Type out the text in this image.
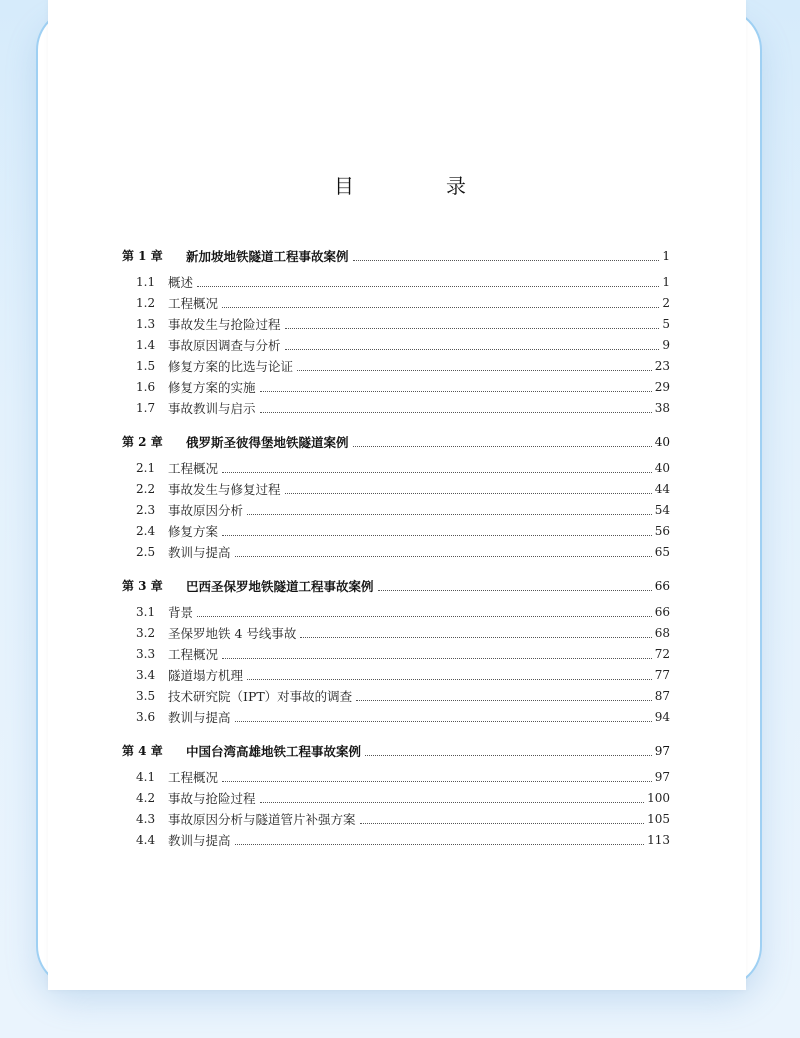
目　录
第 1 章	新加坡地铁隧道工程事故案例	1
1.1	概述	1
1.2	工程概况	2
1.3	事故发生与抢险过程	5
1.4	事故原因调查与分析	9
1.5	修复方案的比选与论证	23
1.6	修复方案的实施	29
1.7	事故教训与启示	38
第 2 章	俄罗斯圣彼得堡地铁隧道案例	40
2.1	工程概况	40
2.2	事故发生与修复过程	44
2.3	事故原因分析	54
2.4	修复方案	56
2.5	教训与提高	65
第 3 章	巴西圣保罗地铁隧道工程事故案例	66
3.1	背景	66
3.2	圣保罗地铁 4 号线事故	68
3.3	工程概况	72
3.4	隧道塌方机理	77
3.5	技术研究院（IPT）对事故的调查	87
3.6	教训与提高	94
第 4 章	中国台湾高雄地铁工程事故案例	97
4.1	工程概况	97
4.2	事故与抢险过程	100
4.3	事故原因分析与隧道管片补强方案	105
4.4	教训与提高	113
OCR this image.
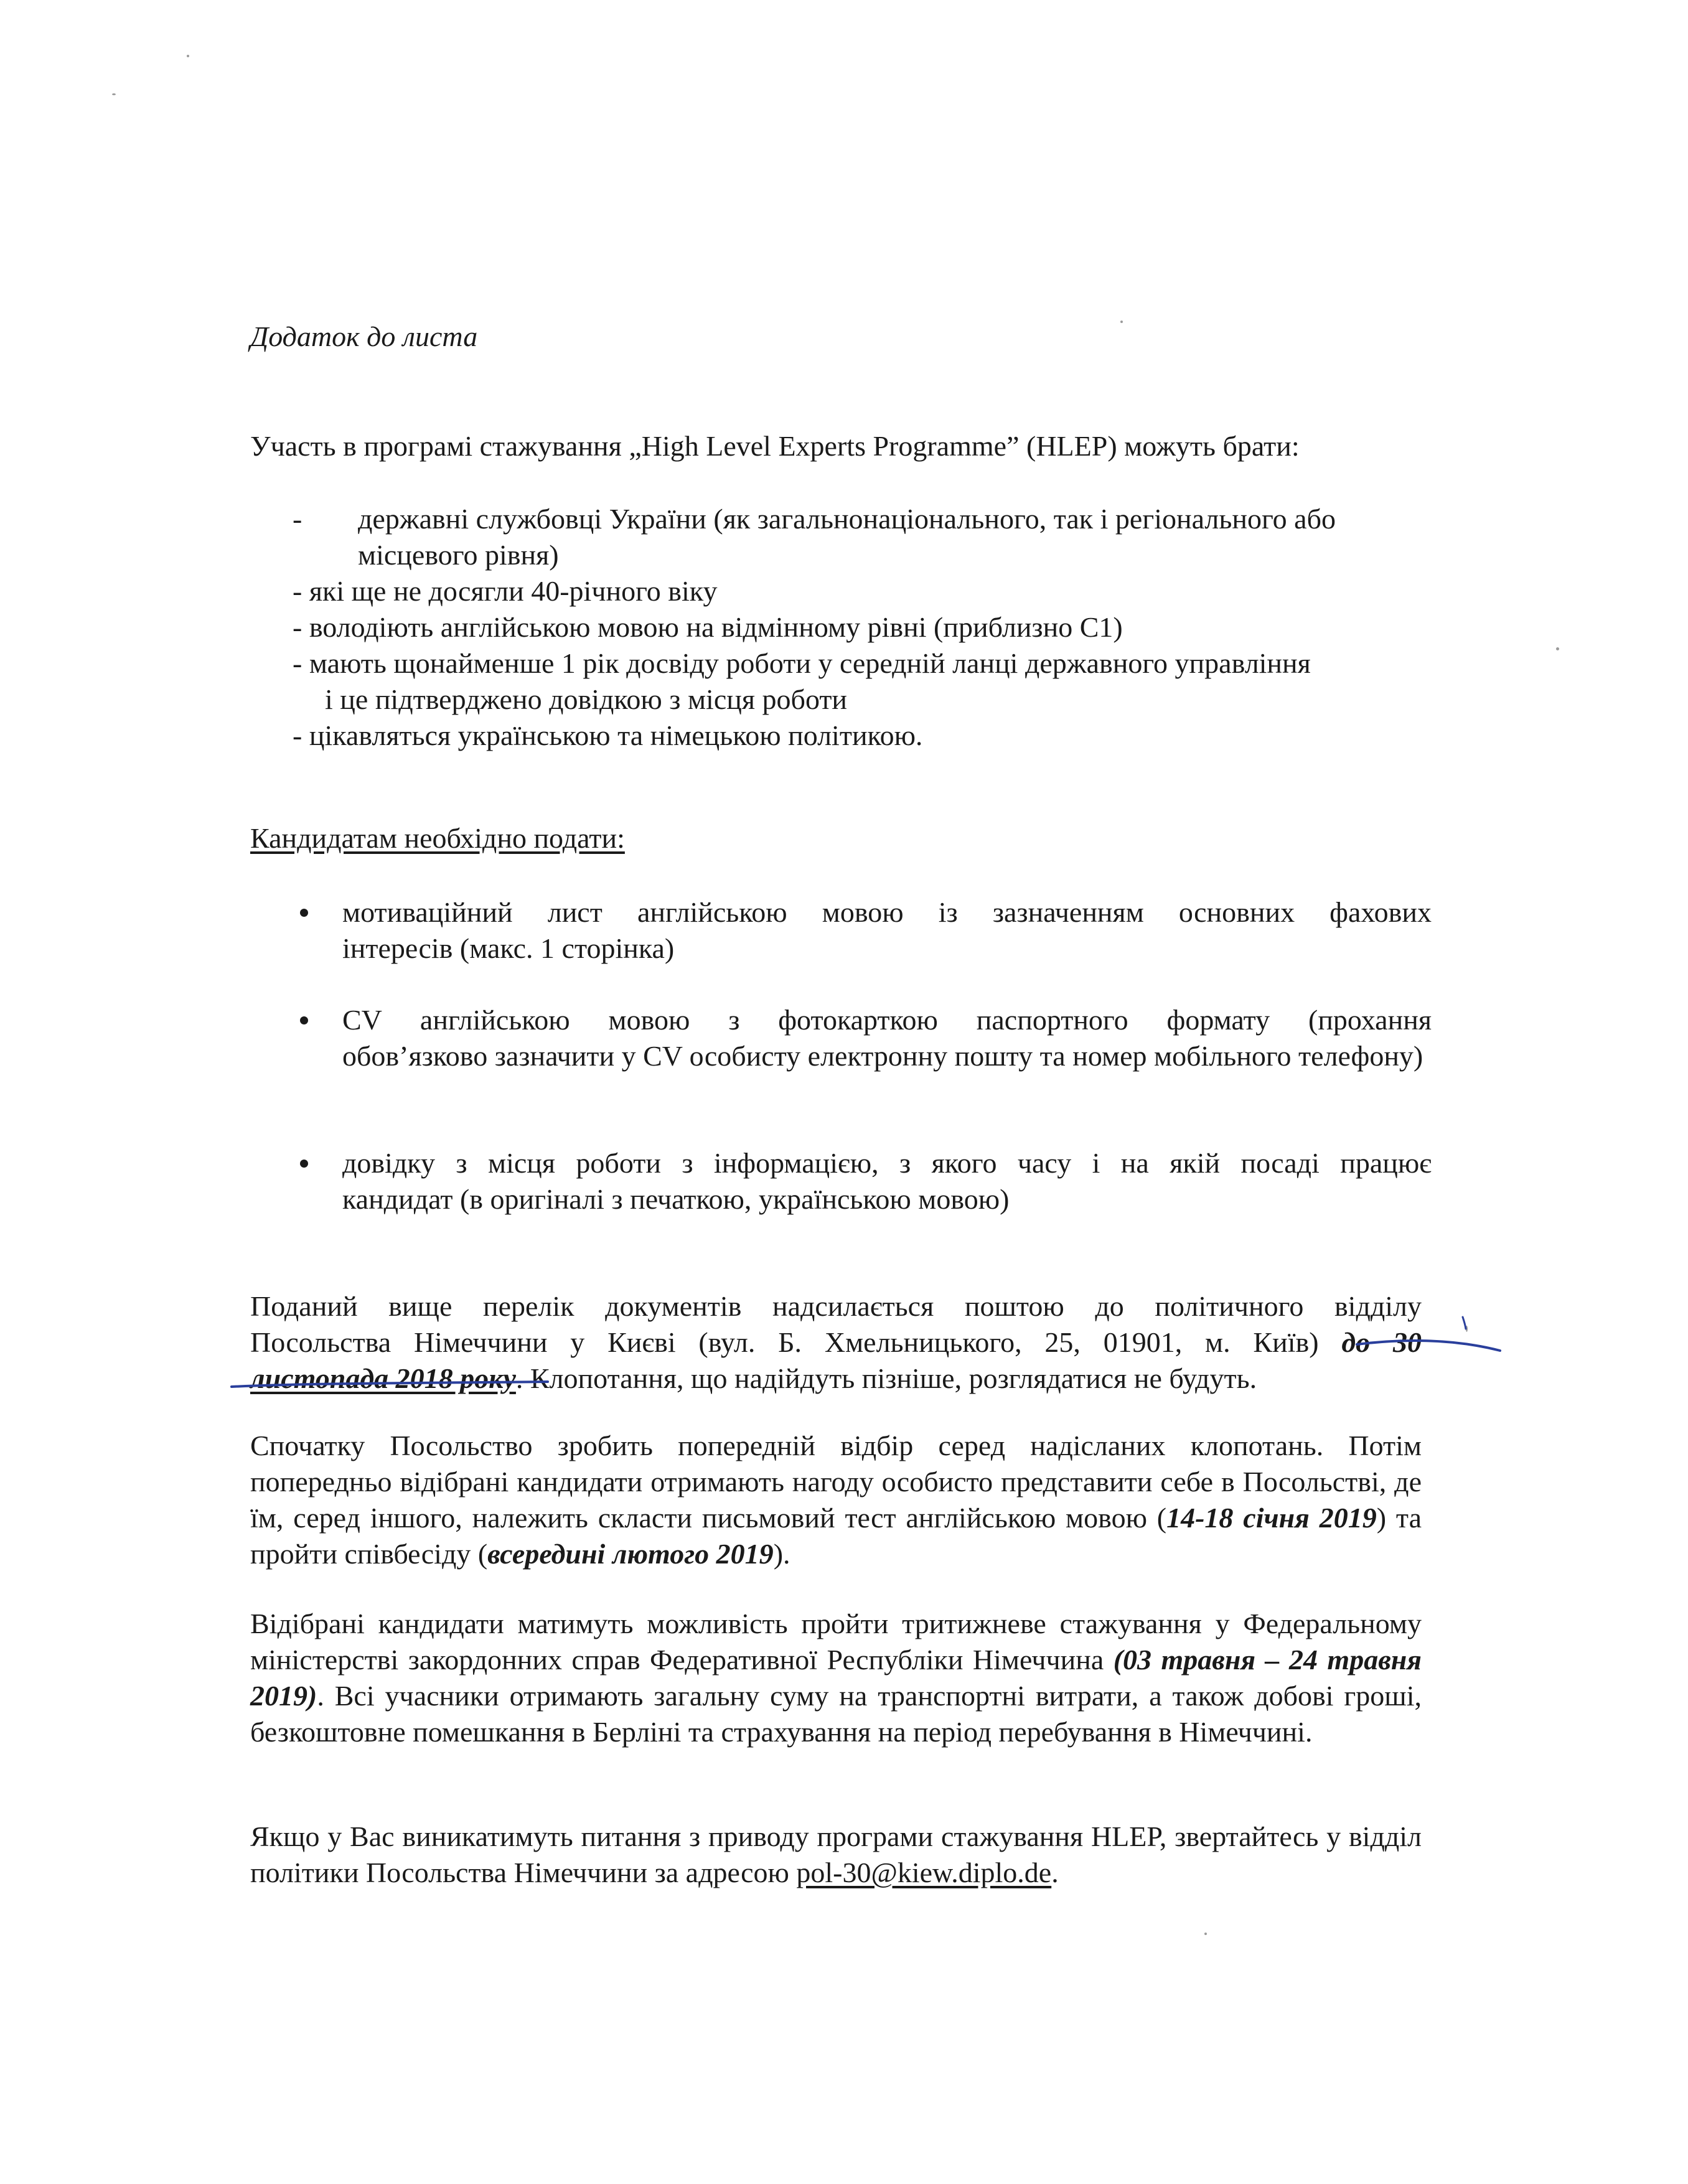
Додаток до листа
Участь в програмі стажування „High Level Experts Programme” (HLEP) можуть брати:
-	державні службовці України (як загальнонаціонального, так і регіонального або
місцевого рівня)
- які ще не досягли 40-річного віку
- володіють англійською мовою на відмінному рівні (приблизно С1)
- мають щонайменше 1 рік досвіду роботи у середній ланці державного управління
і це підтверджено довідкою з місця роботи
- цікавляться українською та німецькою політикою.
Кандидатам необхідно подати:
мотиваційний лист англійською мовою із зазначенням основних фахових
інтересів (макс. 1 сторінка)
CV англійською мовою з фотокарткою паспортного формату (прохання
обов’язково зазначити у CV особисту електронну пошту та номер мобільного телефону)
довідку з місця роботи з інформацією, з якого часу і на якій посаді працює
кандидат (в оригіналі з печаткою, українською мовою)
Поданий вище перелік документів надсилається поштою до політичного відділу
Посольства Німеччини у Києві (вул. Б. Хмельницького, 25, 01901, м. Київ) до 30
листопада 2018 року. Клопотання, що надійдуть пізніше, розглядатися не будуть.
Спочатку Посольство зробить попередній відбір серед надісланих клопотань. Потім попередньо відібрані кандидати отримають нагоду особисто представити себе в Посольстві, де їм, серед іншого, належить скласти письмовий тест англійською мовою (14-18 січня 2019) та пройти співбесіду (всередині лютого 2019).
Відібрані кандидати матимуть можливість пройти тритижневе стажування у Федеральному міністерстві закордонних справ Федеративної Республіки Німеччина (03 травня – 24 травня 2019). Всі учасники отримають загальну суму на транспортні витрати, а також добові гроші, безкоштовне помешкання в Берліні та страхування на період перебування в Німеччині.
Якщо у Вас виникатимуть питання з приводу програми стажування HLEP, звертайтесь у відділ політики Посольства Німеччини за адресою pol-30@kiew.diplo.de.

__Job__
Find the string "Посольства" in the records, then copy each line where it occurs.

__Answer to this exercise__
Посольства Німеччини у Києві (вул. Б. Хмельницького, 25, 01901, м. Київ) до 30
Якщо у Вас виникатимуть питання з приводу програми стажування HLEP, звертайтесь у відділ політики Посольства Німеччини за адресою pol-30@kiew.diplo.de.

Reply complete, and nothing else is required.